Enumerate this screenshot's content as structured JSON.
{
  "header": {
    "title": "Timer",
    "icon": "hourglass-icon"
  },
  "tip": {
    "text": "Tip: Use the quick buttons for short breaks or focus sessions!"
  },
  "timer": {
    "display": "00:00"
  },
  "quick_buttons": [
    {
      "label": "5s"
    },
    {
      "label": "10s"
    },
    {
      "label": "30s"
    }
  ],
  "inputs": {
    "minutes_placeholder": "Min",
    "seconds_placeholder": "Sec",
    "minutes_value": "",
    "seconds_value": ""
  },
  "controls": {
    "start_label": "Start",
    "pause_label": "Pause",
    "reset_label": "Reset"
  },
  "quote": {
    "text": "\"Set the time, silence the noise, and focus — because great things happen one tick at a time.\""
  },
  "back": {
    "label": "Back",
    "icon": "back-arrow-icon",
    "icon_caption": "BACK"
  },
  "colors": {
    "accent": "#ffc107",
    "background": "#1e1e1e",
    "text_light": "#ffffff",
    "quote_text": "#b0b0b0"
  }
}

■ **Task statement**
Set down the entries verbatim, leaving none out.

■ **Output for this task**
Enumerate this screenshot's content as structured JSON.
{
  "header": {
    "title": "Timer",
    "icon": "hourglass-icon"
  },
  "tip": {
    "text": "Tip: Use the quick buttons for short breaks or focus sessions!"
  },
  "timer": {
    "display": "00:00"
  },
  "quick_buttons": [
    {
      "label": "5s"
    },
    {
      "label": "10s"
    },
    {
      "label": "30s"
    }
  ],
  "inputs": {
    "minutes_placeholder": "Min",
    "seconds_placeholder": "Sec",
    "minutes_value": "",
    "seconds_value": ""
  },
  "controls": {
    "start_label": "Start",
    "pause_label": "Pause",
    "reset_label": "Reset"
  },
  "quote": {
    "text": "\"Set the time, silence the noise, and focus — because great things happen one tick at a time.\""
  },
  "back": {
    "label": "Back",
    "icon": "back-arrow-icon",
    "icon_caption": "BACK"
  },
  "colors": {
    "accent": "#ffc107",
    "background": "#1e1e1e",
    "text_light": "#ffffff",
    "quote_text": "#b0b0b0"
  }
}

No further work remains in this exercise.